DATA SECTION

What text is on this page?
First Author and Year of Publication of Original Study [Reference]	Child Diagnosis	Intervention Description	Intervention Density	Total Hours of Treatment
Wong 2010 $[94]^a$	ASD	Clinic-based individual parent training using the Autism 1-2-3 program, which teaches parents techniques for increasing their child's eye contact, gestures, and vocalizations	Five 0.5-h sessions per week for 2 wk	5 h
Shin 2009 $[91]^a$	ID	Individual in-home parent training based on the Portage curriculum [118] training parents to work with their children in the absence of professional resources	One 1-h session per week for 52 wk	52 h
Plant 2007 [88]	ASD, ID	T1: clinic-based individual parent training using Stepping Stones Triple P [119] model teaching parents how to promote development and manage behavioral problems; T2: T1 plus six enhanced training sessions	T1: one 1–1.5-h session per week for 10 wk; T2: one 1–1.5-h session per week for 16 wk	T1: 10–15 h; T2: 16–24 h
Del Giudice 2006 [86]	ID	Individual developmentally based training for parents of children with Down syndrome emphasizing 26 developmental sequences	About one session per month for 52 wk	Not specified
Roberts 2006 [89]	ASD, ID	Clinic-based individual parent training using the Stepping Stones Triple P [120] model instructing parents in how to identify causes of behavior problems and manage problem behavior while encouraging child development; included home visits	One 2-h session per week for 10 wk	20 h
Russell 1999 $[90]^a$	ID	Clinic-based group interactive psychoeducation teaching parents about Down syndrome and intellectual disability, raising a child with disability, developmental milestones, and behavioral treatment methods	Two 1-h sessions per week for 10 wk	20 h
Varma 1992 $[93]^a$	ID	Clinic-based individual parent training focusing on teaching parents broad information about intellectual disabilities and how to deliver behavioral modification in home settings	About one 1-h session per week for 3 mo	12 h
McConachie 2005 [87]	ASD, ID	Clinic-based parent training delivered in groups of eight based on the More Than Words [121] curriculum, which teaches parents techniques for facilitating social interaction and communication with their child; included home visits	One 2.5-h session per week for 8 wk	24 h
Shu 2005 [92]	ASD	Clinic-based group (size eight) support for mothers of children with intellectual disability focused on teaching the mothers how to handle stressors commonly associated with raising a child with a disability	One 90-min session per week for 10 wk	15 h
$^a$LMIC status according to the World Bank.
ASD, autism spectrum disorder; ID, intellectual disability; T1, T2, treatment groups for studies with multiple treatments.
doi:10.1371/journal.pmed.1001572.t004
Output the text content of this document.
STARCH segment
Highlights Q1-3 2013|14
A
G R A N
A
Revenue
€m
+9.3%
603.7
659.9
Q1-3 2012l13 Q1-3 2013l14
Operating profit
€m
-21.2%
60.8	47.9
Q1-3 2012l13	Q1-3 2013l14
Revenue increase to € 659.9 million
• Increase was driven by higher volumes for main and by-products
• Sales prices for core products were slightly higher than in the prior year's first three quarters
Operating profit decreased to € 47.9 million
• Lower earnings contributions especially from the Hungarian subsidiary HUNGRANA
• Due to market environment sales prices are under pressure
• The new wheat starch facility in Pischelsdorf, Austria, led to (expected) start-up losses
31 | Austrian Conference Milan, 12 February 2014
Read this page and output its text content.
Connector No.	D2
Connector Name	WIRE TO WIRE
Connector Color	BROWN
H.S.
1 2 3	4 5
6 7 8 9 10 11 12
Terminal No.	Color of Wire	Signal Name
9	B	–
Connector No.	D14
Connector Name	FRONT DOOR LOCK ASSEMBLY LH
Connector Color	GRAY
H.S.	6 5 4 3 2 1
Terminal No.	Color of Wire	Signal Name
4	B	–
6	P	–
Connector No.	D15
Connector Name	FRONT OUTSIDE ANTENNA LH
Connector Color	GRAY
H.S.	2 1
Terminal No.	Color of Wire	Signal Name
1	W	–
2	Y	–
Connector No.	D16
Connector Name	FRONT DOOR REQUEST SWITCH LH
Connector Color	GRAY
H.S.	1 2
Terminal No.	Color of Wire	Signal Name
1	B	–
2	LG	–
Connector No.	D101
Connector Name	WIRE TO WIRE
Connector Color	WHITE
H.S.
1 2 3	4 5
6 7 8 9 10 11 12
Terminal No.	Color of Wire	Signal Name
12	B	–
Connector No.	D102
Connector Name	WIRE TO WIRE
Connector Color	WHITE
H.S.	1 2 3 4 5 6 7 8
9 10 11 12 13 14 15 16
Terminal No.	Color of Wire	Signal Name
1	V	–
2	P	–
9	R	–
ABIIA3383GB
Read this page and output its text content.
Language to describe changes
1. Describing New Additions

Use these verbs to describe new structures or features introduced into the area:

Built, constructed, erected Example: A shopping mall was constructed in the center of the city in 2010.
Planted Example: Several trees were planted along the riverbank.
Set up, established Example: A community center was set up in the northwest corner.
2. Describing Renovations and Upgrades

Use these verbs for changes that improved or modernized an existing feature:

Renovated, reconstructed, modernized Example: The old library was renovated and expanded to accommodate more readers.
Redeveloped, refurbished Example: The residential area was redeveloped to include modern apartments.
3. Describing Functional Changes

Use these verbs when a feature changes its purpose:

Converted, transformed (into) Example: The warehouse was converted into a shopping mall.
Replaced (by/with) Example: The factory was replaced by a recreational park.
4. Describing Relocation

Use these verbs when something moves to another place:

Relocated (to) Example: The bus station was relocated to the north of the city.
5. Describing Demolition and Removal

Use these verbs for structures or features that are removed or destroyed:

TASK INSTRUCTIONS
Among the entries above, how many lines hold the string "center"? Respond with nothing but the number.

RESPONSE TO THE TASK
2